*Instructions for the task*: Work out how many lines include "Channel" and answer with that number only.

*Data for this exercise*:
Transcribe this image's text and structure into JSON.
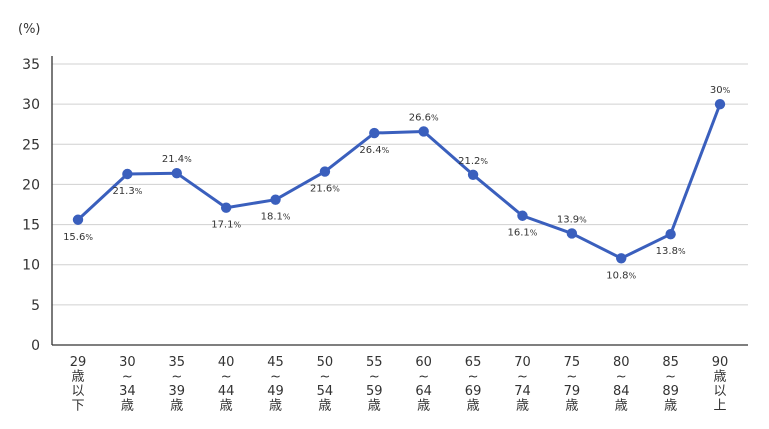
{
  "chart_data": {
    "type": "line",
    "ylabel": "(%)",
    "ylim": [
      0,
      35
    ],
    "yticks": [
      "0",
      "5",
      "10",
      "15",
      "20",
      "25",
      "30",
      "35"
    ],
    "grid": true,
    "categories": [
      [
        "29",
        "歳",
        "以",
        "下"
      ],
      [
        "30",
        "~",
        "34",
        "歳"
      ],
      [
        "35",
        "~",
        "39",
        "歳"
      ],
      [
        "40",
        "~",
        "44",
        "歳"
      ],
      [
        "45",
        "~",
        "49",
        "歳"
      ],
      [
        "50",
        "~",
        "54",
        "歳"
      ],
      [
        "55",
        "~",
        "59",
        "歳"
      ],
      [
        "60",
        "~",
        "64",
        "歳"
      ],
      [
        "65",
        "~",
        "69",
        "歳"
      ],
      [
        "70",
        "~",
        "74",
        "歳"
      ],
      [
        "75",
        "~",
        "79",
        "歳"
      ],
      [
        "80",
        "~",
        "84",
        "歳"
      ],
      [
        "85",
        "~",
        "89",
        "歳"
      ],
      [
        "90",
        "歳",
        "以",
        "上"
      ]
    ],
    "series": [
      {
        "values": [
          15.6,
          21.3,
          21.4,
          17.1,
          18.1,
          21.6,
          26.4,
          26.6,
          21.2,
          16.1,
          13.9,
          10.8,
          13.8,
          30
        ],
        "labels": [
          "15.6",
          "21.3",
          "21.4",
          "17.1",
          "18.1",
          "21.6",
          "26.4",
          "26.6",
          "21.2",
          "16.1",
          "13.9",
          "10.8",
          "13.8",
          "30"
        ],
        "label_suffix": "%",
        "color": "#3a5fbd"
      }
    ]
  }
}
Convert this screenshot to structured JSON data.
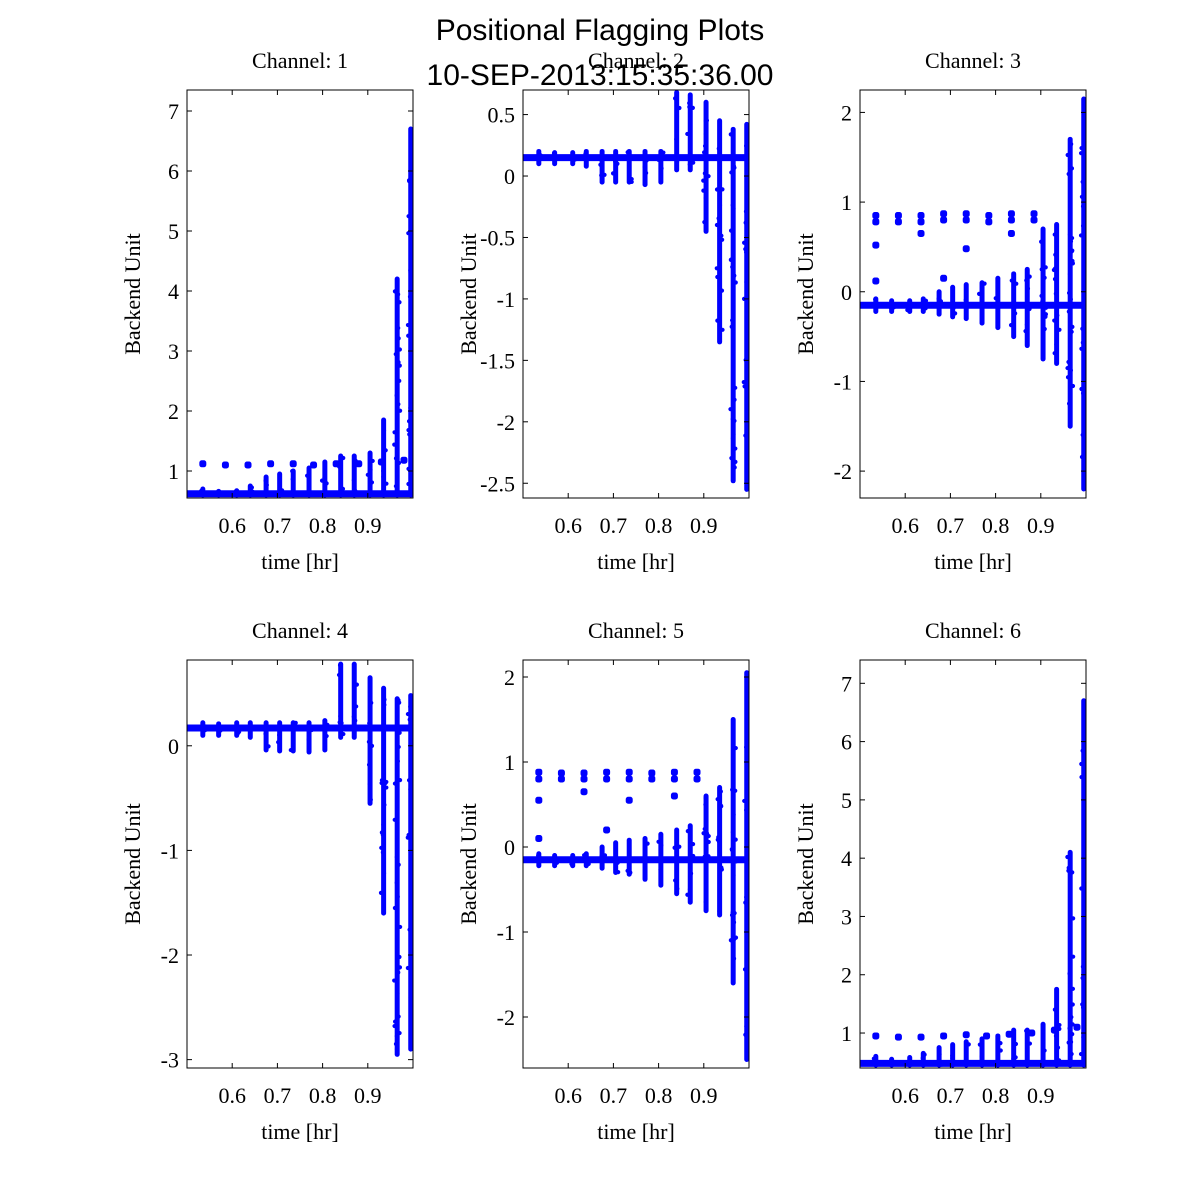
{
  "figure": {
    "title_line1": "Positional Flagging Plots",
    "title_line2": "10-SEP-2013:15:35:36.00"
  },
  "colors": {
    "series": "#0000ff",
    "axes": "#000000",
    "background": "#ffffff"
  },
  "chart_data": [
    {
      "type": "scatter",
      "title": "Channel: 1",
      "xlabel": "time [hr]",
      "ylabel": "Backend Unit",
      "xlim": [
        0.5,
        1.0
      ],
      "ylim": [
        0.55,
        7.35
      ],
      "xticks": [
        0.6,
        0.7,
        0.8,
        0.9
      ],
      "xtick_labels": [
        "0.6",
        "0.7",
        "0.8",
        "0.9"
      ],
      "yticks": [
        1,
        2,
        3,
        4,
        5,
        6,
        7
      ],
      "ytick_labels": [
        "1",
        "2",
        "3",
        "4",
        "5",
        "6",
        "7"
      ],
      "grid": false,
      "baseline": 0.62,
      "vertical_bursts": [
        {
          "x": 0.535,
          "low": 0.6,
          "high": 0.7
        },
        {
          "x": 0.57,
          "low": 0.6,
          "high": 0.66
        },
        {
          "x": 0.61,
          "low": 0.6,
          "high": 0.67
        },
        {
          "x": 0.64,
          "low": 0.6,
          "high": 0.75
        },
        {
          "x": 0.675,
          "low": 0.6,
          "high": 0.9
        },
        {
          "x": 0.705,
          "low": 0.6,
          "high": 0.95
        },
        {
          "x": 0.735,
          "low": 0.6,
          "high": 1.0
        },
        {
          "x": 0.77,
          "low": 0.6,
          "high": 1.05
        },
        {
          "x": 0.805,
          "low": 0.6,
          "high": 1.15
        },
        {
          "x": 0.84,
          "low": 0.6,
          "high": 1.25
        },
        {
          "x": 0.87,
          "low": 0.6,
          "high": 1.25
        },
        {
          "x": 0.905,
          "low": 0.6,
          "high": 1.3
        },
        {
          "x": 0.935,
          "low": 0.6,
          "high": 1.85
        },
        {
          "x": 0.965,
          "low": 0.6,
          "high": 4.2
        },
        {
          "x": 0.995,
          "low": 0.6,
          "high": 6.7
        }
      ],
      "outliers": [
        {
          "x": 0.535,
          "y": 1.12
        },
        {
          "x": 0.585,
          "y": 1.1
        },
        {
          "x": 0.635,
          "y": 1.1
        },
        {
          "x": 0.685,
          "y": 1.12
        },
        {
          "x": 0.735,
          "y": 1.12
        },
        {
          "x": 0.78,
          "y": 1.1
        },
        {
          "x": 0.83,
          "y": 1.12
        },
        {
          "x": 0.88,
          "y": 1.12
        },
        {
          "x": 0.93,
          "y": 1.15
        },
        {
          "x": 0.98,
          "y": 1.18
        }
      ]
    },
    {
      "type": "scatter",
      "title": "Channel: 2",
      "xlabel": "time [hr]",
      "ylabel": "Backend Unit",
      "xlim": [
        0.5,
        1.0
      ],
      "ylim": [
        -2.62,
        0.7
      ],
      "xticks": [
        0.6,
        0.7,
        0.8,
        0.9
      ],
      "xtick_labels": [
        "0.6",
        "0.7",
        "0.8",
        "0.9"
      ],
      "yticks": [
        0.5,
        0,
        -0.5,
        -1,
        -1.5,
        -2,
        -2.5
      ],
      "ytick_labels": [
        "0.5",
        "0",
        "-0.5",
        "-1",
        "-1.5",
        "-2",
        "-2.5"
      ],
      "grid": false,
      "baseline": 0.15,
      "vertical_bursts": [
        {
          "x": 0.535,
          "low": 0.1,
          "high": 0.2
        },
        {
          "x": 0.57,
          "low": 0.1,
          "high": 0.19
        },
        {
          "x": 0.61,
          "low": 0.1,
          "high": 0.19
        },
        {
          "x": 0.64,
          "low": 0.08,
          "high": 0.2
        },
        {
          "x": 0.675,
          "low": -0.05,
          "high": 0.2
        },
        {
          "x": 0.705,
          "low": -0.05,
          "high": 0.2
        },
        {
          "x": 0.735,
          "low": -0.05,
          "high": 0.2
        },
        {
          "x": 0.77,
          "low": -0.07,
          "high": 0.2
        },
        {
          "x": 0.805,
          "low": -0.05,
          "high": 0.2
        },
        {
          "x": 0.84,
          "low": 0.05,
          "high": 0.68
        },
        {
          "x": 0.87,
          "low": 0.05,
          "high": 0.66
        },
        {
          "x": 0.905,
          "low": -0.45,
          "high": 0.6
        },
        {
          "x": 0.935,
          "low": -1.35,
          "high": 0.45
        },
        {
          "x": 0.965,
          "low": -2.48,
          "high": 0.38
        },
        {
          "x": 0.995,
          "low": -2.55,
          "high": 0.42
        }
      ],
      "outliers": []
    },
    {
      "type": "scatter",
      "title": "Channel: 3",
      "xlabel": "time [hr]",
      "ylabel": "Backend Unit",
      "xlim": [
        0.5,
        1.0
      ],
      "ylim": [
        -2.3,
        2.25
      ],
      "xticks": [
        0.6,
        0.7,
        0.8,
        0.9
      ],
      "xtick_labels": [
        "0.6",
        "0.7",
        "0.8",
        "0.9"
      ],
      "yticks": [
        2,
        1,
        0,
        -1,
        -2
      ],
      "ytick_labels": [
        "2",
        "1",
        "0",
        "-1",
        "-2"
      ],
      "grid": false,
      "baseline": -0.15,
      "vertical_bursts": [
        {
          "x": 0.535,
          "low": -0.22,
          "high": -0.08
        },
        {
          "x": 0.57,
          "low": -0.22,
          "high": -0.1
        },
        {
          "x": 0.61,
          "low": -0.22,
          "high": -0.1
        },
        {
          "x": 0.64,
          "low": -0.22,
          "high": -0.08
        },
        {
          "x": 0.675,
          "low": -0.25,
          "high": 0.0
        },
        {
          "x": 0.705,
          "low": -0.28,
          "high": 0.05
        },
        {
          "x": 0.735,
          "low": -0.3,
          "high": 0.08
        },
        {
          "x": 0.77,
          "low": -0.35,
          "high": 0.1
        },
        {
          "x": 0.805,
          "low": -0.4,
          "high": 0.15
        },
        {
          "x": 0.84,
          "low": -0.5,
          "high": 0.2
        },
        {
          "x": 0.87,
          "low": -0.6,
          "high": 0.25
        },
        {
          "x": 0.905,
          "low": -0.75,
          "high": 0.7
        },
        {
          "x": 0.935,
          "low": -0.8,
          "high": 0.75
        },
        {
          "x": 0.965,
          "low": -1.5,
          "high": 1.7
        },
        {
          "x": 0.995,
          "low": -2.2,
          "high": 2.15
        }
      ],
      "outliers": [
        {
          "x": 0.535,
          "y": 0.85
        },
        {
          "x": 0.535,
          "y": 0.78
        },
        {
          "x": 0.585,
          "y": 0.85
        },
        {
          "x": 0.585,
          "y": 0.78
        },
        {
          "x": 0.635,
          "y": 0.85
        },
        {
          "x": 0.635,
          "y": 0.78
        },
        {
          "x": 0.685,
          "y": 0.87
        },
        {
          "x": 0.685,
          "y": 0.8
        },
        {
          "x": 0.735,
          "y": 0.87
        },
        {
          "x": 0.735,
          "y": 0.8
        },
        {
          "x": 0.785,
          "y": 0.85
        },
        {
          "x": 0.785,
          "y": 0.78
        },
        {
          "x": 0.835,
          "y": 0.87
        },
        {
          "x": 0.835,
          "y": 0.8
        },
        {
          "x": 0.885,
          "y": 0.87
        },
        {
          "x": 0.885,
          "y": 0.8
        },
        {
          "x": 0.535,
          "y": 0.52
        },
        {
          "x": 0.535,
          "y": 0.12
        },
        {
          "x": 0.635,
          "y": 0.65
        },
        {
          "x": 0.685,
          "y": 0.15
        },
        {
          "x": 0.735,
          "y": 0.48
        },
        {
          "x": 0.835,
          "y": 0.65
        }
      ]
    },
    {
      "type": "scatter",
      "title": "Channel: 4",
      "xlabel": "time [hr]",
      "ylabel": "Backend Unit",
      "xlim": [
        0.5,
        1.0
      ],
      "ylim": [
        -3.08,
        0.82
      ],
      "xticks": [
        0.6,
        0.7,
        0.8,
        0.9
      ],
      "xtick_labels": [
        "0.6",
        "0.7",
        "0.8",
        "0.9"
      ],
      "yticks": [
        0,
        -1,
        -2,
        -3
      ],
      "ytick_labels": [
        "0",
        "-1",
        "-2",
        "-3"
      ],
      "grid": false,
      "baseline": 0.17,
      "vertical_bursts": [
        {
          "x": 0.535,
          "low": 0.1,
          "high": 0.22
        },
        {
          "x": 0.57,
          "low": 0.1,
          "high": 0.21
        },
        {
          "x": 0.61,
          "low": 0.1,
          "high": 0.22
        },
        {
          "x": 0.64,
          "low": 0.08,
          "high": 0.22
        },
        {
          "x": 0.675,
          "low": -0.04,
          "high": 0.22
        },
        {
          "x": 0.705,
          "low": -0.05,
          "high": 0.22
        },
        {
          "x": 0.735,
          "low": -0.05,
          "high": 0.22
        },
        {
          "x": 0.77,
          "low": -0.06,
          "high": 0.22
        },
        {
          "x": 0.805,
          "low": -0.04,
          "high": 0.24
        },
        {
          "x": 0.84,
          "low": 0.08,
          "high": 0.78
        },
        {
          "x": 0.87,
          "low": 0.08,
          "high": 0.78
        },
        {
          "x": 0.905,
          "low": -0.55,
          "high": 0.65
        },
        {
          "x": 0.935,
          "low": -1.6,
          "high": 0.55
        },
        {
          "x": 0.965,
          "low": -2.95,
          "high": 0.45
        },
        {
          "x": 0.995,
          "low": -2.9,
          "high": 0.48
        }
      ],
      "outliers": []
    },
    {
      "type": "scatter",
      "title": "Channel: 5",
      "xlabel": "time [hr]",
      "ylabel": "Backend Unit",
      "xlim": [
        0.5,
        1.0
      ],
      "ylim": [
        -2.6,
        2.2
      ],
      "xticks": [
        0.6,
        0.7,
        0.8,
        0.9
      ],
      "xtick_labels": [
        "0.6",
        "0.7",
        "0.8",
        "0.9"
      ],
      "yticks": [
        2,
        1,
        0,
        -1,
        -2
      ],
      "ytick_labels": [
        "2",
        "1",
        "0",
        "-1",
        "-2"
      ],
      "grid": false,
      "baseline": -0.15,
      "vertical_bursts": [
        {
          "x": 0.535,
          "low": -0.22,
          "high": -0.08
        },
        {
          "x": 0.57,
          "low": -0.22,
          "high": -0.1
        },
        {
          "x": 0.61,
          "low": -0.22,
          "high": -0.1
        },
        {
          "x": 0.64,
          "low": -0.22,
          "high": -0.08
        },
        {
          "x": 0.675,
          "low": -0.25,
          "high": 0.0
        },
        {
          "x": 0.705,
          "low": -0.3,
          "high": 0.05
        },
        {
          "x": 0.735,
          "low": -0.32,
          "high": 0.08
        },
        {
          "x": 0.77,
          "low": -0.38,
          "high": 0.1
        },
        {
          "x": 0.805,
          "low": -0.45,
          "high": 0.15
        },
        {
          "x": 0.84,
          "low": -0.55,
          "high": 0.2
        },
        {
          "x": 0.87,
          "low": -0.65,
          "high": 0.25
        },
        {
          "x": 0.905,
          "low": -0.75,
          "high": 0.6
        },
        {
          "x": 0.935,
          "low": -0.8,
          "high": 0.7
        },
        {
          "x": 0.965,
          "low": -1.6,
          "high": 1.5
        },
        {
          "x": 0.995,
          "low": -2.5,
          "high": 2.05
        }
      ],
      "outliers": [
        {
          "x": 0.535,
          "y": 0.88
        },
        {
          "x": 0.535,
          "y": 0.8
        },
        {
          "x": 0.585,
          "y": 0.87
        },
        {
          "x": 0.585,
          "y": 0.8
        },
        {
          "x": 0.635,
          "y": 0.87
        },
        {
          "x": 0.635,
          "y": 0.8
        },
        {
          "x": 0.685,
          "y": 0.88
        },
        {
          "x": 0.685,
          "y": 0.8
        },
        {
          "x": 0.735,
          "y": 0.88
        },
        {
          "x": 0.735,
          "y": 0.8
        },
        {
          "x": 0.785,
          "y": 0.87
        },
        {
          "x": 0.785,
          "y": 0.8
        },
        {
          "x": 0.835,
          "y": 0.88
        },
        {
          "x": 0.835,
          "y": 0.8
        },
        {
          "x": 0.885,
          "y": 0.88
        },
        {
          "x": 0.885,
          "y": 0.8
        },
        {
          "x": 0.535,
          "y": 0.55
        },
        {
          "x": 0.535,
          "y": 0.1
        },
        {
          "x": 0.635,
          "y": 0.65
        },
        {
          "x": 0.685,
          "y": 0.2
        },
        {
          "x": 0.735,
          "y": 0.55
        },
        {
          "x": 0.835,
          "y": 0.6
        }
      ]
    },
    {
      "type": "scatter",
      "title": "Channel: 6",
      "xlabel": "time [hr]",
      "ylabel": "Backend Unit",
      "xlim": [
        0.5,
        1.0
      ],
      "ylim": [
        0.4,
        7.4
      ],
      "xticks": [
        0.6,
        0.7,
        0.8,
        0.9
      ],
      "xtick_labels": [
        "0.6",
        "0.7",
        "0.8",
        "0.9"
      ],
      "yticks": [
        1,
        2,
        3,
        4,
        5,
        6,
        7
      ],
      "ytick_labels": [
        "1",
        "2",
        "3",
        "4",
        "5",
        "6",
        "7"
      ],
      "grid": false,
      "baseline": 0.48,
      "vertical_bursts": [
        {
          "x": 0.535,
          "low": 0.45,
          "high": 0.6
        },
        {
          "x": 0.57,
          "low": 0.45,
          "high": 0.55
        },
        {
          "x": 0.61,
          "low": 0.45,
          "high": 0.58
        },
        {
          "x": 0.64,
          "low": 0.45,
          "high": 0.65
        },
        {
          "x": 0.675,
          "low": 0.45,
          "high": 0.75
        },
        {
          "x": 0.705,
          "low": 0.45,
          "high": 0.8
        },
        {
          "x": 0.735,
          "low": 0.45,
          "high": 0.85
        },
        {
          "x": 0.77,
          "low": 0.45,
          "high": 0.9
        },
        {
          "x": 0.805,
          "low": 0.45,
          "high": 0.95
        },
        {
          "x": 0.84,
          "low": 0.45,
          "high": 1.05
        },
        {
          "x": 0.87,
          "low": 0.45,
          "high": 1.05
        },
        {
          "x": 0.905,
          "low": 0.45,
          "high": 1.15
        },
        {
          "x": 0.935,
          "low": 0.45,
          "high": 1.75
        },
        {
          "x": 0.965,
          "low": 0.45,
          "high": 4.1
        },
        {
          "x": 0.995,
          "low": 0.45,
          "high": 6.7
        }
      ],
      "outliers": [
        {
          "x": 0.535,
          "y": 0.95
        },
        {
          "x": 0.585,
          "y": 0.93
        },
        {
          "x": 0.635,
          "y": 0.93
        },
        {
          "x": 0.685,
          "y": 0.95
        },
        {
          "x": 0.735,
          "y": 0.97
        },
        {
          "x": 0.78,
          "y": 0.95
        },
        {
          "x": 0.83,
          "y": 0.98
        },
        {
          "x": 0.88,
          "y": 1.0
        },
        {
          "x": 0.93,
          "y": 1.05
        },
        {
          "x": 0.98,
          "y": 1.1
        }
      ]
    }
  ]
}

*Result below*: 6